Start Materials provided

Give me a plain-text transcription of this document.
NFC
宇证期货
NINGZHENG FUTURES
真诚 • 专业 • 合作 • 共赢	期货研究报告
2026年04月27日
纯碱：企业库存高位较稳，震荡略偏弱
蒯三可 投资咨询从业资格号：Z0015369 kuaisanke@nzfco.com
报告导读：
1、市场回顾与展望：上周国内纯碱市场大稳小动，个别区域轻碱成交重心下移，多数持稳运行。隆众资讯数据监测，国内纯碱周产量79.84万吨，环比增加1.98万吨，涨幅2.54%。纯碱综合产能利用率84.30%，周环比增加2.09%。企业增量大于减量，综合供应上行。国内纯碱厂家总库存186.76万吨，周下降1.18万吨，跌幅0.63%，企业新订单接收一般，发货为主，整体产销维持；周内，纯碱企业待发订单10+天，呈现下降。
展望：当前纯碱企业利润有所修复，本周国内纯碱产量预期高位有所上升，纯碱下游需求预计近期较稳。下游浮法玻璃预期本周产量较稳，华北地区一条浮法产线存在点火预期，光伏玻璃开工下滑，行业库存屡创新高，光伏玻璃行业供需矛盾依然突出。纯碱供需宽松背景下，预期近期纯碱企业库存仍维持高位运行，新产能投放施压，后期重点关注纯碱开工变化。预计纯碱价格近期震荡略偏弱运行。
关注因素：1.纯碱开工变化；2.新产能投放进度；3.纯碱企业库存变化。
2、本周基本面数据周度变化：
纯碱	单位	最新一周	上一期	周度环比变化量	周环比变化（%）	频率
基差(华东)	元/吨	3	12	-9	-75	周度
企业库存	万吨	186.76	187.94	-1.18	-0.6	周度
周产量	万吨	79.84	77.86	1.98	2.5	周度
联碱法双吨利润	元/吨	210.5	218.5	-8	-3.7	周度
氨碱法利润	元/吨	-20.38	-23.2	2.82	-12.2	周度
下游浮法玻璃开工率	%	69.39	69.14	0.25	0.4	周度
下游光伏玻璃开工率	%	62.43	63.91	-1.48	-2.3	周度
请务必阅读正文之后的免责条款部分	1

End Materials provided

**Request**
Output the listing above exactly as it appears.

**Answer to the task**
Give me a plain-text transcription of this document.
NFC
宇证期货
NINGZHENG FUTURES
真诚 • 专业 • 合作 • 共赢	期货研究报告
2026年04月27日
纯碱：企业库存高位较稳，震荡略偏弱
蒯三可 投资咨询从业资格号：Z0015369 kuaisanke@nzfco.com
报告导读：
1、市场回顾与展望：上周国内纯碱市场大稳小动，个别区域轻碱成交重心下移，多数持稳运行。隆众资讯数据监测，国内纯碱周产量79.84万吨，环比增加1.98万吨，涨幅2.54%。纯碱综合产能利用率84.30%，周环比增加2.09%。企业增量大于减量，综合供应上行。国内纯碱厂家总库存186.76万吨，周下降1.18万吨，跌幅0.63%，企业新订单接收一般，发货为主，整体产销维持；周内，纯碱企业待发订单10+天，呈现下降。
展望：当前纯碱企业利润有所修复，本周国内纯碱产量预期高位有所上升，纯碱下游需求预计近期较稳。下游浮法玻璃预期本周产量较稳，华北地区一条浮法产线存在点火预期，光伏玻璃开工下滑，行业库存屡创新高，光伏玻璃行业供需矛盾依然突出。纯碱供需宽松背景下，预期近期纯碱企业库存仍维持高位运行，新产能投放施压，后期重点关注纯碱开工变化。预计纯碱价格近期震荡略偏弱运行。
关注因素：1.纯碱开工变化；2.新产能投放进度；3.纯碱企业库存变化。
2、本周基本面数据周度变化：
纯碱	单位	最新一周	上一期	周度环比变化量	周环比变化（%）	频率
基差(华东)	元/吨	3	12	-9	-75	周度
企业库存	万吨	186.76	187.94	-1.18	-0.6	周度
周产量	万吨	79.84	77.86	1.98	2.5	周度
联碱法双吨利润	元/吨	210.5	218.5	-8	-3.7	周度
氨碱法利润	元/吨	-20.38	-23.2	2.82	-12.2	周度
下游浮法玻璃开工率	%	69.39	69.14	0.25	0.4	周度
下游光伏玻璃开工率	%	62.43	63.91	-1.48	-2.3	周度
请务必阅读正文之后的免责条款部分	1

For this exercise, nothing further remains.